Find the lines that hold the word "avec" and return them.

## start

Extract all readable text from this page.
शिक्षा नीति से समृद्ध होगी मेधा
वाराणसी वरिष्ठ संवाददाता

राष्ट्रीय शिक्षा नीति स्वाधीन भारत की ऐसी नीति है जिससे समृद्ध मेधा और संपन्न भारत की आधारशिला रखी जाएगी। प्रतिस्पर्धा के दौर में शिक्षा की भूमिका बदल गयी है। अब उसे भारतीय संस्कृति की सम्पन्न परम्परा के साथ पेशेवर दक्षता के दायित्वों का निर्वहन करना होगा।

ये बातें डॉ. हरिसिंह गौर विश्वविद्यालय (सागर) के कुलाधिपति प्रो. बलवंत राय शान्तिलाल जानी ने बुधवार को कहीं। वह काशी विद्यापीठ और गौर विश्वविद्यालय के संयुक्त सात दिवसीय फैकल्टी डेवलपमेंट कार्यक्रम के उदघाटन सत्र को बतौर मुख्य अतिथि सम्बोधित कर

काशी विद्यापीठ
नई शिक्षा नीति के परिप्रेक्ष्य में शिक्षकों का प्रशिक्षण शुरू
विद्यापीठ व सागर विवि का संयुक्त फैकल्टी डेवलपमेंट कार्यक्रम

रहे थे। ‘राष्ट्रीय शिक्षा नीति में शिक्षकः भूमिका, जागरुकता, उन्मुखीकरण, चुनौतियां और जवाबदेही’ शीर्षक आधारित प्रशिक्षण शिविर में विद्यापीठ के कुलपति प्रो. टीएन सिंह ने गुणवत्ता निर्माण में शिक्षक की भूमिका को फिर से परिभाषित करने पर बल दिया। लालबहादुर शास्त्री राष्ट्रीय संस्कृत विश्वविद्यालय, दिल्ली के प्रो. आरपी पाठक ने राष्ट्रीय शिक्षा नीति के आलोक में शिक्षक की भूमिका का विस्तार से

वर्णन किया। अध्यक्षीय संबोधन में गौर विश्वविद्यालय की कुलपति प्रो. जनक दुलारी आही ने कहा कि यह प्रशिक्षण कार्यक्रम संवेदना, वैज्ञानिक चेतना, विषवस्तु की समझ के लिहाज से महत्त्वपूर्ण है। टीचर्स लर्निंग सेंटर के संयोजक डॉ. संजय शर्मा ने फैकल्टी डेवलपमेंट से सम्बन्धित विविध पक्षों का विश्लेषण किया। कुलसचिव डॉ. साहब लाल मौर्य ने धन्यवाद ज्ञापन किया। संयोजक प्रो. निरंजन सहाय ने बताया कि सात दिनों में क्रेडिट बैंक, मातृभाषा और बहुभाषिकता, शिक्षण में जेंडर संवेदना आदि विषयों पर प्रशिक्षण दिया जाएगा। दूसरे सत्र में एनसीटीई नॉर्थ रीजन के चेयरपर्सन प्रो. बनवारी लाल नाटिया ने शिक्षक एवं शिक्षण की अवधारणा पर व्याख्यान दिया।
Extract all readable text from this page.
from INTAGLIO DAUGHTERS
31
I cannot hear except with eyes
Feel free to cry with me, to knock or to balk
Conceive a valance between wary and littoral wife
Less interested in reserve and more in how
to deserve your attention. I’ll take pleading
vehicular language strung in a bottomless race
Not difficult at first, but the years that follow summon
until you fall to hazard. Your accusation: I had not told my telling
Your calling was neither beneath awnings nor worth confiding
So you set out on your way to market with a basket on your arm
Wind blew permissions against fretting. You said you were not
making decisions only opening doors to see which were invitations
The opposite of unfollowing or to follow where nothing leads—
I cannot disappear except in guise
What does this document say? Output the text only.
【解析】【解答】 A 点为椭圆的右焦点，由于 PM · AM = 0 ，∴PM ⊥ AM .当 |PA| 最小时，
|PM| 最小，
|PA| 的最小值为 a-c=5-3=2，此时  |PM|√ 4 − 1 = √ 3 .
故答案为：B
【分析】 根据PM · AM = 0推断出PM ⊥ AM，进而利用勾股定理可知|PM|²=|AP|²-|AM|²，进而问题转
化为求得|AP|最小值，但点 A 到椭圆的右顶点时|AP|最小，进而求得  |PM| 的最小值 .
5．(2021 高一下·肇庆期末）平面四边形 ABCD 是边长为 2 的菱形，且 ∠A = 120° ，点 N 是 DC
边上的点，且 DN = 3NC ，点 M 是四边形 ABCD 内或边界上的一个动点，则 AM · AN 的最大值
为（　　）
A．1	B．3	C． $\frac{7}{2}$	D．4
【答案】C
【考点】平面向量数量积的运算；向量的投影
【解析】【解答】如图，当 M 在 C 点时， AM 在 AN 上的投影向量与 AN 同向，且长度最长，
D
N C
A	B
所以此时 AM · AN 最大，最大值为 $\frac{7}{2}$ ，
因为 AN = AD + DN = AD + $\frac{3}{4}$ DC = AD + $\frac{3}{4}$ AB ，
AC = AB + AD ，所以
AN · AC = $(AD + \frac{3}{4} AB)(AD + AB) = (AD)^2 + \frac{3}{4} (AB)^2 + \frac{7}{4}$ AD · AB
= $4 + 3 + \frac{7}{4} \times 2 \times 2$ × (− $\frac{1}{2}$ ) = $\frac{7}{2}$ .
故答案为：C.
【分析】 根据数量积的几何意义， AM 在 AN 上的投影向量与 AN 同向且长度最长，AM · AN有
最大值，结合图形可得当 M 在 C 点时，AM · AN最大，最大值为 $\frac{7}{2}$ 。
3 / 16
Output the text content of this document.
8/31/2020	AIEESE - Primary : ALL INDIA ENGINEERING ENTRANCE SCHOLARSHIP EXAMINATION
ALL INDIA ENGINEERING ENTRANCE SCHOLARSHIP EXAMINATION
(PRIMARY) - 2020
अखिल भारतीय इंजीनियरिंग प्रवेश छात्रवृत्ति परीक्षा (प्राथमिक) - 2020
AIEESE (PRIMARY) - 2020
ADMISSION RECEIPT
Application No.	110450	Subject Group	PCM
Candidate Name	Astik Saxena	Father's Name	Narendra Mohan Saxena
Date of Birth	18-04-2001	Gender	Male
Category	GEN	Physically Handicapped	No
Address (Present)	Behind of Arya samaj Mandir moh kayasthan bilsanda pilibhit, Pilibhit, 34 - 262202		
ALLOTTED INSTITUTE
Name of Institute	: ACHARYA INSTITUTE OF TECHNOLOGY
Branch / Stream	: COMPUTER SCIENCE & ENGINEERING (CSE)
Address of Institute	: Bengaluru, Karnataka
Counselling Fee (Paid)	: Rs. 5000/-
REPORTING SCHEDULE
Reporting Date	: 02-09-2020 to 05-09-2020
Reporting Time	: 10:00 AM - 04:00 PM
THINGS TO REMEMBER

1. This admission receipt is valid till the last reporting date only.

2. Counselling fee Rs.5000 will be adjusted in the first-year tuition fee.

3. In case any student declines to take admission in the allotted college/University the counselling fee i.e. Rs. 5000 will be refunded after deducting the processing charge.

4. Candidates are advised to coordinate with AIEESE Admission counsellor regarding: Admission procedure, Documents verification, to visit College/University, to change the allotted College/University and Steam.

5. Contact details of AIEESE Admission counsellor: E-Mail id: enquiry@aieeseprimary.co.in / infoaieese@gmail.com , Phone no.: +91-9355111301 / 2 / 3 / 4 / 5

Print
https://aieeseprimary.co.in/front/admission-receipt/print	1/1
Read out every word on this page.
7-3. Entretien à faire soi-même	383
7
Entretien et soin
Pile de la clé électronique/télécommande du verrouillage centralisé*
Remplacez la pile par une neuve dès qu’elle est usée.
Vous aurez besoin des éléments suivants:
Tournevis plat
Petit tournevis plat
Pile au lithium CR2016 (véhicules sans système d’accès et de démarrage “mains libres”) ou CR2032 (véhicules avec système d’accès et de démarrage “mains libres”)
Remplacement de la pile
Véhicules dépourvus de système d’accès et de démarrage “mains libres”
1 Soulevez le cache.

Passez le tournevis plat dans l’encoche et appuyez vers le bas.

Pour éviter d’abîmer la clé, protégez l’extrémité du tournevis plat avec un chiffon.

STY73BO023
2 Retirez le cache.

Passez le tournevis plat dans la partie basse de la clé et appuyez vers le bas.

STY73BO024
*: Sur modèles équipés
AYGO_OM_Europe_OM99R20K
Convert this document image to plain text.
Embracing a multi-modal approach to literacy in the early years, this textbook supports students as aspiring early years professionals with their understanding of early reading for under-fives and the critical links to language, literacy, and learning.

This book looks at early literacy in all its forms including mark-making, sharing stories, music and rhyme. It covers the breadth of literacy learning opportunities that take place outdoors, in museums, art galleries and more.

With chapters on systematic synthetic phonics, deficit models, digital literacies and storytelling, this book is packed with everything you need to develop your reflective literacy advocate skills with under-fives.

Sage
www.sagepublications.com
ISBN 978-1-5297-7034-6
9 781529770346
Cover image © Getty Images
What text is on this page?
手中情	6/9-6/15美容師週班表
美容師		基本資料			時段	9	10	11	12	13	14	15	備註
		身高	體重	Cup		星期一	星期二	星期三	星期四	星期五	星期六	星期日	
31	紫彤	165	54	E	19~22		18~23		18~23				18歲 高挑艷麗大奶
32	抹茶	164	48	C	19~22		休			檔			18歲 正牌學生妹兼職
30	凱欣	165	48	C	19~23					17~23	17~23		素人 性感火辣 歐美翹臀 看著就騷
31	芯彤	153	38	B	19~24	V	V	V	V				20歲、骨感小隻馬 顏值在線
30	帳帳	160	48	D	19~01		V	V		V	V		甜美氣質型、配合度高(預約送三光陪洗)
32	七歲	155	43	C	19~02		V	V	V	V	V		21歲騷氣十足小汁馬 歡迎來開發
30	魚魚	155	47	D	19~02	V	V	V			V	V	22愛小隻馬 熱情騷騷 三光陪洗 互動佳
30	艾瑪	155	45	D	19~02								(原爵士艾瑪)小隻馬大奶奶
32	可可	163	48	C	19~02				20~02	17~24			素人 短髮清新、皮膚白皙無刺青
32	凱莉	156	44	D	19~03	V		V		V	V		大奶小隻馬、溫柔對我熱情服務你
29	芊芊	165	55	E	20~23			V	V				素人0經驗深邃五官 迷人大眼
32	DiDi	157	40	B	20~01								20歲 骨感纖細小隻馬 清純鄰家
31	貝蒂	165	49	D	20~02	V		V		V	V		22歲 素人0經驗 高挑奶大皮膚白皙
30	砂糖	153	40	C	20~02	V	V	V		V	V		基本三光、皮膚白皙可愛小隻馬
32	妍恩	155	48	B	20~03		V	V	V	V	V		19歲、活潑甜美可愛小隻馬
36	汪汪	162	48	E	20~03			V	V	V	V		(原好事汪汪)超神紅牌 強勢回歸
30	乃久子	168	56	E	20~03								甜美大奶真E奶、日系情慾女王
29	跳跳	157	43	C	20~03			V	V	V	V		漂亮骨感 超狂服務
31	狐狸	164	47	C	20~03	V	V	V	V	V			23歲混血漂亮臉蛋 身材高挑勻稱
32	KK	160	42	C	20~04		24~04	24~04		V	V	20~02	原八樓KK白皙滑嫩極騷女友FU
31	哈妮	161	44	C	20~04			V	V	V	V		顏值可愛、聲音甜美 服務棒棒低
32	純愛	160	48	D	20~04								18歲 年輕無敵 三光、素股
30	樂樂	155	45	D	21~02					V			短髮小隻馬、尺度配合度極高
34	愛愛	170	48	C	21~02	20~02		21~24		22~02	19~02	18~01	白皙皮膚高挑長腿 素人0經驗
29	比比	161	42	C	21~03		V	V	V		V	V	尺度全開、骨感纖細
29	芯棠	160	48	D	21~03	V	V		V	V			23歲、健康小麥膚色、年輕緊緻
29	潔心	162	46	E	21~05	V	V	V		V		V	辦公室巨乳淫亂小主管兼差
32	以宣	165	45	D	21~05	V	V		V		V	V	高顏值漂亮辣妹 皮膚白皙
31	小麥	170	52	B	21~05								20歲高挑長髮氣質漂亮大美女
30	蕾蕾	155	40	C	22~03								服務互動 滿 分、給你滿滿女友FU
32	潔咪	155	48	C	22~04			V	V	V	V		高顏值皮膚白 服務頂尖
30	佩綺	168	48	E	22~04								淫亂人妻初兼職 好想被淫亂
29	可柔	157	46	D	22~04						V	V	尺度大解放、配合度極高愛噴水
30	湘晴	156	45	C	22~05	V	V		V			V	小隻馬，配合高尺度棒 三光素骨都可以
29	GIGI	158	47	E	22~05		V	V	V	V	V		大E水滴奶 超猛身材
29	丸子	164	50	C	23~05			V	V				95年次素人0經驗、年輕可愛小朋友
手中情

## end

→ **TASK RESULT**:
Pile au lithium CR2016 (véhicules sans système d’accès et de démarrage “mains libres”) ou CR2032 (véhicules avec système d’accès et de démarrage “mains libres”)
Pour éviter d’abîmer la clé, protégez l’extrémité du tournevis plat avec un chiffon.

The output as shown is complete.